— Start RECORD EXCERPTS —

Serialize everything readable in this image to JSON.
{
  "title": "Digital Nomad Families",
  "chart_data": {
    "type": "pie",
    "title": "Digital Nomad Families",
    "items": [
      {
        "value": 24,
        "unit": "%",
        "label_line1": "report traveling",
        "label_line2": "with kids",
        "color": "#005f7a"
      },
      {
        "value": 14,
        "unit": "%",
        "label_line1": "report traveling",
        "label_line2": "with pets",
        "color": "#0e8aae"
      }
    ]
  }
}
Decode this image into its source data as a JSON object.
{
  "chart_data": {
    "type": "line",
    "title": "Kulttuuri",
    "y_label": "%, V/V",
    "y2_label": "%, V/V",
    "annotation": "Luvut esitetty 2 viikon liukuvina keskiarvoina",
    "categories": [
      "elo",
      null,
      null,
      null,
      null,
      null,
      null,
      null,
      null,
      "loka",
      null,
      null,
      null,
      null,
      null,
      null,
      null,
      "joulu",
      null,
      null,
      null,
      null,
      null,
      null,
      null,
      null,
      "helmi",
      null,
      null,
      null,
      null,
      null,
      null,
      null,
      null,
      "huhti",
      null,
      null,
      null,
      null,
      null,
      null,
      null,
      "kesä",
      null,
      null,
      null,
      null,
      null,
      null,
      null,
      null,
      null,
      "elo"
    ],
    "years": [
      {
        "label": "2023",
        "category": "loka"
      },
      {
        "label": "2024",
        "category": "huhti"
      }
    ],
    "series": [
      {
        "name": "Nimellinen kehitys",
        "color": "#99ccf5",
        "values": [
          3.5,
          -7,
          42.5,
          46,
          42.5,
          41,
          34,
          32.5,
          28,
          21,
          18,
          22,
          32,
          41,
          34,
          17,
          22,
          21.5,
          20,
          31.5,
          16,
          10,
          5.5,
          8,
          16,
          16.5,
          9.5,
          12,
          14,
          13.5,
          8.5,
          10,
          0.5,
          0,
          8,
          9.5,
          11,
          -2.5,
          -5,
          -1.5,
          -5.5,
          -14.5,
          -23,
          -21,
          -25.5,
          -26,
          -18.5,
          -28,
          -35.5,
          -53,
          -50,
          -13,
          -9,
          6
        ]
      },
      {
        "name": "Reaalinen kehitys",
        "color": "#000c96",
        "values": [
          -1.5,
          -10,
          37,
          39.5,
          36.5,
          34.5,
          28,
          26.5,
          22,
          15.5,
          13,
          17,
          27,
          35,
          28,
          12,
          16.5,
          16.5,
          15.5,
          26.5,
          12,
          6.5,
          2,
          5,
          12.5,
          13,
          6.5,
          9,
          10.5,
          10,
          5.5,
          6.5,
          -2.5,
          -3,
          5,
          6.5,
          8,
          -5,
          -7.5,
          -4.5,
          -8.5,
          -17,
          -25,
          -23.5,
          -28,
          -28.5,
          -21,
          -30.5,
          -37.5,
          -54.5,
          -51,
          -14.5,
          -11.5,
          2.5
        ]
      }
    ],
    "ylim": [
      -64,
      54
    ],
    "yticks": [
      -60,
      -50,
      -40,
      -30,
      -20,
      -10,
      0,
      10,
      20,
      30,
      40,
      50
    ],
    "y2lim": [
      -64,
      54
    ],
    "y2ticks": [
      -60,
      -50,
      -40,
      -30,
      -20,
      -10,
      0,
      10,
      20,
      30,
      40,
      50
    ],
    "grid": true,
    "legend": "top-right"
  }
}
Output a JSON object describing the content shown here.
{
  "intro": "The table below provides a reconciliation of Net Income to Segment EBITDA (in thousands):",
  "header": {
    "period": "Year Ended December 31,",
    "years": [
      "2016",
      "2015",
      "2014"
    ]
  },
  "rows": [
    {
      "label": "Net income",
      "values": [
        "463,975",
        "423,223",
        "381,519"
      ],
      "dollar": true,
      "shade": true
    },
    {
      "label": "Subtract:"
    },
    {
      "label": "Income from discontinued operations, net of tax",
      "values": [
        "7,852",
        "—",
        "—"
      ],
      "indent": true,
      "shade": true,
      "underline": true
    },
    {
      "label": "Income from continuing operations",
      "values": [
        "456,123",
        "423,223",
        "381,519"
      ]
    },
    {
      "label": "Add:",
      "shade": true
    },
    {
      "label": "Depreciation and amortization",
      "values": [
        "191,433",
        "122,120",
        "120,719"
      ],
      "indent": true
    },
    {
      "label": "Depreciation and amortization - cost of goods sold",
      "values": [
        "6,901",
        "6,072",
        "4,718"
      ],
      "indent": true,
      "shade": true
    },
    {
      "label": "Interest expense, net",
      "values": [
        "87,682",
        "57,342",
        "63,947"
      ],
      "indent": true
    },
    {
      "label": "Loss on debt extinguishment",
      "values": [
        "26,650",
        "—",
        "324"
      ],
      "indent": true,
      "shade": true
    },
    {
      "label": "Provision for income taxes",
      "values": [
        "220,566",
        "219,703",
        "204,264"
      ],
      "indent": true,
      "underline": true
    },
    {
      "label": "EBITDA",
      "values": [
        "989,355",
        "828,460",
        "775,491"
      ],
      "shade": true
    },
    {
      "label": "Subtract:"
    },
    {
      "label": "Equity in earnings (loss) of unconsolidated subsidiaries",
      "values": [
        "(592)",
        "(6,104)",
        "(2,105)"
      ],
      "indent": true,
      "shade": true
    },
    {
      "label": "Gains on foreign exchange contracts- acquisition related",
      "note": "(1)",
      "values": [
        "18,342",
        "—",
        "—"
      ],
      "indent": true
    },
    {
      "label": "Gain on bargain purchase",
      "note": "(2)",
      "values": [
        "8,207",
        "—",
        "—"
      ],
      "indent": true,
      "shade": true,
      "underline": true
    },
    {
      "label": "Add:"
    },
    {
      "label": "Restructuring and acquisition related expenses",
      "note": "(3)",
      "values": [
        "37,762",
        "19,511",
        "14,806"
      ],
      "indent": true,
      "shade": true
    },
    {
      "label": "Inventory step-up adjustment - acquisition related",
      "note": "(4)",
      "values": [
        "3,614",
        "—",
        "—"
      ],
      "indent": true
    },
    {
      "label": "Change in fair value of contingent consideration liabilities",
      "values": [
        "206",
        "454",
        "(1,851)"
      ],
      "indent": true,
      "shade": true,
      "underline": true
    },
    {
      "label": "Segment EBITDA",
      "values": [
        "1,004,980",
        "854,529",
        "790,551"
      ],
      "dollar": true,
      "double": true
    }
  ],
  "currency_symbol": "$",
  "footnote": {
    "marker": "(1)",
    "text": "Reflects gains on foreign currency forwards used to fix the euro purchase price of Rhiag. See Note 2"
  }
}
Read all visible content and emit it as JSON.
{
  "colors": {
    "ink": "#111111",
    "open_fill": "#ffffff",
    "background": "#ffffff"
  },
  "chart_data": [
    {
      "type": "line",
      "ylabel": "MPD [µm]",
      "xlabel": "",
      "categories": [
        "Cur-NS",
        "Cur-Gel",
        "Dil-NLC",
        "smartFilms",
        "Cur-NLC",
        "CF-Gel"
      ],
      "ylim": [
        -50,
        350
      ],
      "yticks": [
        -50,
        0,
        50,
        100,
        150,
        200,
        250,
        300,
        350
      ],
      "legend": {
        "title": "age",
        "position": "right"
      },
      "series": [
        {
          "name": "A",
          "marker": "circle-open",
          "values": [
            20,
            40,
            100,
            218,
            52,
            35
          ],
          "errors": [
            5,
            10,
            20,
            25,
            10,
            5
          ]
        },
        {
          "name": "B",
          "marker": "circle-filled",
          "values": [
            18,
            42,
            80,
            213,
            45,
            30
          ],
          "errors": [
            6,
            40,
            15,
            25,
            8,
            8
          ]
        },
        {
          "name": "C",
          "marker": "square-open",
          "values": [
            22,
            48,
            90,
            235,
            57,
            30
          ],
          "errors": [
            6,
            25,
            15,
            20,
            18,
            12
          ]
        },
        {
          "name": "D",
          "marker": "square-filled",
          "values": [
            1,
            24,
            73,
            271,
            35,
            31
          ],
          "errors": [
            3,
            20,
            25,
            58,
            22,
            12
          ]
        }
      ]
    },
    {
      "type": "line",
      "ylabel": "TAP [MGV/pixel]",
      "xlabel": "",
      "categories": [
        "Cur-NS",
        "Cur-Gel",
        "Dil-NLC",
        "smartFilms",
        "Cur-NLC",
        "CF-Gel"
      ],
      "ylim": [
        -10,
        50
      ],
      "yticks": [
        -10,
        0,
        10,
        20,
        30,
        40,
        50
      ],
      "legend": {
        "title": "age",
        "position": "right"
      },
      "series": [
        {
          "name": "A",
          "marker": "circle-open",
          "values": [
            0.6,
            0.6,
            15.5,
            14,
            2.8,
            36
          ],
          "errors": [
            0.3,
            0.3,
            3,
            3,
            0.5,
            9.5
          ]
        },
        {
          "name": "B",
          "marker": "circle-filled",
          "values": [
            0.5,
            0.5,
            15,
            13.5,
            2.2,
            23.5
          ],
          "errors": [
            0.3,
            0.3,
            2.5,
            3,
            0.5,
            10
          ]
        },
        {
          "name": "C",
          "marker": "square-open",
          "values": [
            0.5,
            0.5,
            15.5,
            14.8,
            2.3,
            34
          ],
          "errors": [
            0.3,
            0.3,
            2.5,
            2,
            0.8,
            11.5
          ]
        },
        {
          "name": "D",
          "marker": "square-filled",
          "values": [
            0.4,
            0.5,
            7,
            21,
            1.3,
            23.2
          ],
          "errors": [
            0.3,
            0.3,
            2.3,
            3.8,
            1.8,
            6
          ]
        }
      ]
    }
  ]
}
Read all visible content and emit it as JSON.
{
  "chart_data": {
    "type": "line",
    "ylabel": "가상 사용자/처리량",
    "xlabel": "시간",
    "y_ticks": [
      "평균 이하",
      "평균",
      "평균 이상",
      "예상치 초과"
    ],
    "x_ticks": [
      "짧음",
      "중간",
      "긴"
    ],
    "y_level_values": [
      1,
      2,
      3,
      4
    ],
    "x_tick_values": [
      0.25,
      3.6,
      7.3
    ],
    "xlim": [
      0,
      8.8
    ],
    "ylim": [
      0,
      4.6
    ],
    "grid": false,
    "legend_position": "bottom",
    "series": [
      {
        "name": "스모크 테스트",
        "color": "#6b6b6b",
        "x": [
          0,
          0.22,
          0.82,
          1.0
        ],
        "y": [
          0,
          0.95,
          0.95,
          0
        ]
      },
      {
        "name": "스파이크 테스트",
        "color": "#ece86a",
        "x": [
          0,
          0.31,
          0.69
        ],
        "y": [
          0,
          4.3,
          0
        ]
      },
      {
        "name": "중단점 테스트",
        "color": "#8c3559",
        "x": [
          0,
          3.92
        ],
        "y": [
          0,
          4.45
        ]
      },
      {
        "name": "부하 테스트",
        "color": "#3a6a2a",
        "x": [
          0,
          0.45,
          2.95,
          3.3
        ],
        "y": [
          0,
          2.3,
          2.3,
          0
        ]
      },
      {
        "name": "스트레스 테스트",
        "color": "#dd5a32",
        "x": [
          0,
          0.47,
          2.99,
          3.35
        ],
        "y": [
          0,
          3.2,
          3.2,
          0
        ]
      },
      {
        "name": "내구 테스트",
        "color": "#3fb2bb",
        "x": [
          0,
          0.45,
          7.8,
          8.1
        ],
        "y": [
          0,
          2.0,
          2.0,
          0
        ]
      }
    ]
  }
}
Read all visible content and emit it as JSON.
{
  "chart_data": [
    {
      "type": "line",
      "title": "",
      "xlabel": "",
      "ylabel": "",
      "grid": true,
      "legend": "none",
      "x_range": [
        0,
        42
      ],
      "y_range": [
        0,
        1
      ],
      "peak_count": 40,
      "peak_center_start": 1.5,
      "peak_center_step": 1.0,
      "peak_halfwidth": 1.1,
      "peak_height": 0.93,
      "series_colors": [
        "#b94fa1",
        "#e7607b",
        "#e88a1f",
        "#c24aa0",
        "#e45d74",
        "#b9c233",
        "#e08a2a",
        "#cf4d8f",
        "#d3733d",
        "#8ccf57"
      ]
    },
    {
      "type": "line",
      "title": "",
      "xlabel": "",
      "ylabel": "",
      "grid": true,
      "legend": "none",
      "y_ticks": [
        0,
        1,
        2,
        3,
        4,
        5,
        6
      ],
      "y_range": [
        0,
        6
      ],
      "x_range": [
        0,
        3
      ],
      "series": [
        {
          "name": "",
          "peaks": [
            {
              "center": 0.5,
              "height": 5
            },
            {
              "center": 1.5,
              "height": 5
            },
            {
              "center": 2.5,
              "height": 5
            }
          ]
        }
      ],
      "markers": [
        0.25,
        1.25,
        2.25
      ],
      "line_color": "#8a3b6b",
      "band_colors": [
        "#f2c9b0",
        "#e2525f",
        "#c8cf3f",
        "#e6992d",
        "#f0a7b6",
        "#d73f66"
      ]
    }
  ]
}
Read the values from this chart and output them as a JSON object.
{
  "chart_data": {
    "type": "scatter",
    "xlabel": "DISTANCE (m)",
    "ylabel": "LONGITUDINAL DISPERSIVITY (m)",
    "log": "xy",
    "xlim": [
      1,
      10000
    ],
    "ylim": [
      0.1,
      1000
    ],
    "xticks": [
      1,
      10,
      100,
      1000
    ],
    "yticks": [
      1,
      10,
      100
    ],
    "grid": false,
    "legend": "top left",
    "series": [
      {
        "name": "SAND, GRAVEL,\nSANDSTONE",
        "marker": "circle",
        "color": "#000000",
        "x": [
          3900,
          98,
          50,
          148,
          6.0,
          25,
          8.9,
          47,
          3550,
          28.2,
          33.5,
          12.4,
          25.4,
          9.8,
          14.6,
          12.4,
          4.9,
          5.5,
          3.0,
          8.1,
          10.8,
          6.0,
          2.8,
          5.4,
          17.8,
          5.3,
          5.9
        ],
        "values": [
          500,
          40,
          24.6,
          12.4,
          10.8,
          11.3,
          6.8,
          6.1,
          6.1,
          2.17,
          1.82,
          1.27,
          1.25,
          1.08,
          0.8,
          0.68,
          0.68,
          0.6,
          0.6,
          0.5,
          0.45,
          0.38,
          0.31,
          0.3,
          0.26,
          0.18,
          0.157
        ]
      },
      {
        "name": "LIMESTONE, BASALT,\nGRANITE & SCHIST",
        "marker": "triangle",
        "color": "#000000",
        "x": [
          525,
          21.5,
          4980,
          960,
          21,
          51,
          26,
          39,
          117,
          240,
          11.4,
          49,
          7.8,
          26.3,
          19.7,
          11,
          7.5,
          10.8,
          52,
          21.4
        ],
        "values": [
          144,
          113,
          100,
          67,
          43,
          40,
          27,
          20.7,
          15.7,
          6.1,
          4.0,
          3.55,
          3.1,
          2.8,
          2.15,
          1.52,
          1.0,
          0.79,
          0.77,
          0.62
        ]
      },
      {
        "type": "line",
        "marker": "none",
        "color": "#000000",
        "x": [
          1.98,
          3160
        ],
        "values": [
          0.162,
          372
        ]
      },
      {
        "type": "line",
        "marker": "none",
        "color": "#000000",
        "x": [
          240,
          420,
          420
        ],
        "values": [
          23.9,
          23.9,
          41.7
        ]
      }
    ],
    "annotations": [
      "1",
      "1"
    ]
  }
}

— End RECORD EXCERPTS —

• _PROBLEM_
Search the records for the word "purchase". Copy every line that has it.

• _CORRECT ANSWER_
      "label": "Gain on bargain purchase",
    "text": "Reflects gains on foreign currency forwards used to fix the euro purchase price of Rhiag. See Note 2"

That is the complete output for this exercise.